## THE PROBLEM:
Reply with only the number of lines that contain the string "Arabia".

Stored dataset items:

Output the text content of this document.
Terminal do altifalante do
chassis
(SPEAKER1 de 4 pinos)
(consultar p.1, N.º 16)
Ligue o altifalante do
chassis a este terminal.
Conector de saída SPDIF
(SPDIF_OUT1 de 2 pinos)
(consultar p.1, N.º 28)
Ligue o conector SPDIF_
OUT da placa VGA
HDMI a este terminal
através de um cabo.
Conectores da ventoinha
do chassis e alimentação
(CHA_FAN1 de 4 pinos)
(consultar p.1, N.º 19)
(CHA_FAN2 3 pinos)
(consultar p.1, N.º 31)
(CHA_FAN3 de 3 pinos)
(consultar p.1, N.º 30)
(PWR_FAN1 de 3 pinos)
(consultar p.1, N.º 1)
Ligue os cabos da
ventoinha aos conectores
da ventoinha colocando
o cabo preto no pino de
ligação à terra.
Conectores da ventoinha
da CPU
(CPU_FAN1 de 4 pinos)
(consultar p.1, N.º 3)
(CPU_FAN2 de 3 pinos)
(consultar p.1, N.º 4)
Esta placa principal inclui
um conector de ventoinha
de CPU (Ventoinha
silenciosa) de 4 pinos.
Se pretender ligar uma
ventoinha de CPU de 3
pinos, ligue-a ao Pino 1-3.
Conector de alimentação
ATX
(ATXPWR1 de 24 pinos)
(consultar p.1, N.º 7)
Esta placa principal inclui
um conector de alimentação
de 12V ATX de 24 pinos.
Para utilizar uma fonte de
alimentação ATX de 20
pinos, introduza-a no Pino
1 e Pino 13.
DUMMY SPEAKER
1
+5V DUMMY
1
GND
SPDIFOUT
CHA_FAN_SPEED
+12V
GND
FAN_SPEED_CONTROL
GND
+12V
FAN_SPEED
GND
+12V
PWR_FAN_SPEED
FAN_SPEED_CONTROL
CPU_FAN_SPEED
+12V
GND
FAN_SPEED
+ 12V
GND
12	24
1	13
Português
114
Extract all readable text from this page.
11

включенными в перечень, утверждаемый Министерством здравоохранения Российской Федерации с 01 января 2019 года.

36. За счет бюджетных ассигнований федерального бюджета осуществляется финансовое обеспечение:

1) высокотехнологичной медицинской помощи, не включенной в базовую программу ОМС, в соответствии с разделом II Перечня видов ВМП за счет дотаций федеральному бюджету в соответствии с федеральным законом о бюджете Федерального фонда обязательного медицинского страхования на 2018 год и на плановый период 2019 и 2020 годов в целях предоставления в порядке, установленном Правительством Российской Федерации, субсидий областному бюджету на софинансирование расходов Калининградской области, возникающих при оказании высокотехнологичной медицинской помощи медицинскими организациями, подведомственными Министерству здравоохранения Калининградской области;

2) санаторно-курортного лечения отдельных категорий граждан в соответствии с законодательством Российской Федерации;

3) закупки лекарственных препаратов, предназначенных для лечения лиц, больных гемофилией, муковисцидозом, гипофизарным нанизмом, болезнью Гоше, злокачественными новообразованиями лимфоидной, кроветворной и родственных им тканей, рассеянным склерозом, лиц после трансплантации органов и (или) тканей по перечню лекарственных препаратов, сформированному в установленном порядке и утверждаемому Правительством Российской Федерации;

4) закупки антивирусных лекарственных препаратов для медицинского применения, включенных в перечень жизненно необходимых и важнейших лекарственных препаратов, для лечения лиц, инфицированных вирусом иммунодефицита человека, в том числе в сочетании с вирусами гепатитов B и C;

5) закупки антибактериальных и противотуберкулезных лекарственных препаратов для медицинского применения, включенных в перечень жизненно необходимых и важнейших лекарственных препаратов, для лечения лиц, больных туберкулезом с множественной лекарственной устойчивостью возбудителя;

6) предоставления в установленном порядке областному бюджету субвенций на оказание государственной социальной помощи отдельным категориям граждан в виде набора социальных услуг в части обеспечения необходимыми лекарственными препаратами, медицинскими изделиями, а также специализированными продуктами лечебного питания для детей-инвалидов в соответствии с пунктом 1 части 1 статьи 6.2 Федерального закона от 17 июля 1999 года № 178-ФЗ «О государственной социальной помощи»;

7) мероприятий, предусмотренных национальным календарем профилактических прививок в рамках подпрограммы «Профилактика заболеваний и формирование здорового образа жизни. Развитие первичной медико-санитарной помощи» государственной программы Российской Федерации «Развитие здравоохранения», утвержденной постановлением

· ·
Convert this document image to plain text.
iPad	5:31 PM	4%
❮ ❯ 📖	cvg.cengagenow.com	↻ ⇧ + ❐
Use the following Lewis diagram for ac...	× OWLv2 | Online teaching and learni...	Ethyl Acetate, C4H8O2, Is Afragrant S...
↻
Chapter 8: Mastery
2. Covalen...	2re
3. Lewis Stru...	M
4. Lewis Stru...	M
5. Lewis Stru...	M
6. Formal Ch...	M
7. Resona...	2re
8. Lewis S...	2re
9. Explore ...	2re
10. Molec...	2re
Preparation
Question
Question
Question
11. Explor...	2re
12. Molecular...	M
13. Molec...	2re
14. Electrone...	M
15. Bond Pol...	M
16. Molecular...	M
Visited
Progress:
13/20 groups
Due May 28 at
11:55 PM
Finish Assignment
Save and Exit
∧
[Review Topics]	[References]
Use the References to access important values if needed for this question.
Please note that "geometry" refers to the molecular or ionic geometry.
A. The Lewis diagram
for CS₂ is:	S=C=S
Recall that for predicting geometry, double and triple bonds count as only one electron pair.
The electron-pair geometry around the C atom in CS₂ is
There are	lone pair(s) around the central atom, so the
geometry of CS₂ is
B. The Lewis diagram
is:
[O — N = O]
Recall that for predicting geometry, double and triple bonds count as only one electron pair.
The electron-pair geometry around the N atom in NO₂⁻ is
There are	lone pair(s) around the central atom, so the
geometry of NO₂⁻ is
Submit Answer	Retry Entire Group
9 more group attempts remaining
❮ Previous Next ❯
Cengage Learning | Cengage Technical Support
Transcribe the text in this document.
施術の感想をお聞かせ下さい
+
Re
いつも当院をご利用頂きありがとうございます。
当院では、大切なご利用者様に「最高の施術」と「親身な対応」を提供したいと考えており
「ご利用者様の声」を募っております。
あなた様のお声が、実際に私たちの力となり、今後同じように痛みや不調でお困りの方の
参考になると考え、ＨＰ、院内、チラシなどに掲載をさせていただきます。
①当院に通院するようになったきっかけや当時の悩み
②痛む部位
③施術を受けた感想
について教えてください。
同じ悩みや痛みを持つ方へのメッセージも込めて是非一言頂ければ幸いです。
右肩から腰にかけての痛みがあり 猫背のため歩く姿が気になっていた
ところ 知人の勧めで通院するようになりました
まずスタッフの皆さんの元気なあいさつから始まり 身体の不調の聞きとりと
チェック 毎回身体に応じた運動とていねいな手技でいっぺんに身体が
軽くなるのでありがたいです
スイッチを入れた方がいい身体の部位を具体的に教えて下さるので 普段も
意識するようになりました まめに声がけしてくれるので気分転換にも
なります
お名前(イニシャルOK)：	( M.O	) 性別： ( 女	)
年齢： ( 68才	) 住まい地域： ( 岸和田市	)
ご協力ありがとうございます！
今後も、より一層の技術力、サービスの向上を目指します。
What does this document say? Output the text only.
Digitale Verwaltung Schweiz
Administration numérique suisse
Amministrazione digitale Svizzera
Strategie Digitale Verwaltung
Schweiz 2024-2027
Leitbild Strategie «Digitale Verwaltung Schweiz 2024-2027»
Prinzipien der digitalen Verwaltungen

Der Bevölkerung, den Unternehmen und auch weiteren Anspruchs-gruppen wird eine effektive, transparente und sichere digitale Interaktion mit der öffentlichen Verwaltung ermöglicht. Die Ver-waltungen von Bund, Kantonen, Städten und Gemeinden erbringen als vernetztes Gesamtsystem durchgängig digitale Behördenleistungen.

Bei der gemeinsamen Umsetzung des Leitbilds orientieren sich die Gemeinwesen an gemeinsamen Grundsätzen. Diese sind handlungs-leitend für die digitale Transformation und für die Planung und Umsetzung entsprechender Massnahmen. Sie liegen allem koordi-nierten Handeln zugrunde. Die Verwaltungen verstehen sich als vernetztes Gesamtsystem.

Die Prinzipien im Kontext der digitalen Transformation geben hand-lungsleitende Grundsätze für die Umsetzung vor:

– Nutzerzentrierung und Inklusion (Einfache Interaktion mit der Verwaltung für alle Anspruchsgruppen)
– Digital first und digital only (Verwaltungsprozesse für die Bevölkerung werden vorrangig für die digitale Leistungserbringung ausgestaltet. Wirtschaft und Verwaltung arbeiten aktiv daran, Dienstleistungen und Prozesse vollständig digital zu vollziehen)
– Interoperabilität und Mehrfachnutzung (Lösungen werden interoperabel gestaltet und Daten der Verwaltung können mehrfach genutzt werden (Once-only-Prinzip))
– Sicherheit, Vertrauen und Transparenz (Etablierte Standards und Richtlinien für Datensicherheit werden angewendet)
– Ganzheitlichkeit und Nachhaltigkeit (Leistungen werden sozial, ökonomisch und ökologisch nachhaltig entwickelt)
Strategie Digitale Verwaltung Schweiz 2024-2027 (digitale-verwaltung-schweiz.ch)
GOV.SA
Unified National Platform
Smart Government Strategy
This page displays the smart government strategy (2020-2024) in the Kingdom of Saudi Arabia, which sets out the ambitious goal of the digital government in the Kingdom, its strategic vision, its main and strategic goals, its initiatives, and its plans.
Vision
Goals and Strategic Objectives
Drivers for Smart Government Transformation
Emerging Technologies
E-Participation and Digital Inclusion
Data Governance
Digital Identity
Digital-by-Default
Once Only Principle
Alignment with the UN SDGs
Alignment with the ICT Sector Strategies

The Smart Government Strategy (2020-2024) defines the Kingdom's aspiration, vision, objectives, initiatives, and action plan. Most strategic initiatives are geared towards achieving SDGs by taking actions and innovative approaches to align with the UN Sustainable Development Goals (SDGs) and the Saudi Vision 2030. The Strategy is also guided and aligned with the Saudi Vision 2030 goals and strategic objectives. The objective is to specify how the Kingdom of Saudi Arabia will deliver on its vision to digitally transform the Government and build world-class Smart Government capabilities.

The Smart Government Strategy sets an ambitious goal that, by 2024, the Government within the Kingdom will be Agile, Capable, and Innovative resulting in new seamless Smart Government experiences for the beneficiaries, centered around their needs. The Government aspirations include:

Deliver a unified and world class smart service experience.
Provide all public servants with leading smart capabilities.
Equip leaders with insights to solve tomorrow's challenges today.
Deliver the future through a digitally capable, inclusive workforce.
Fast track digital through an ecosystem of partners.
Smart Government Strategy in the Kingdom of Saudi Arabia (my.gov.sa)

## EXPECTED OUTPUT:
3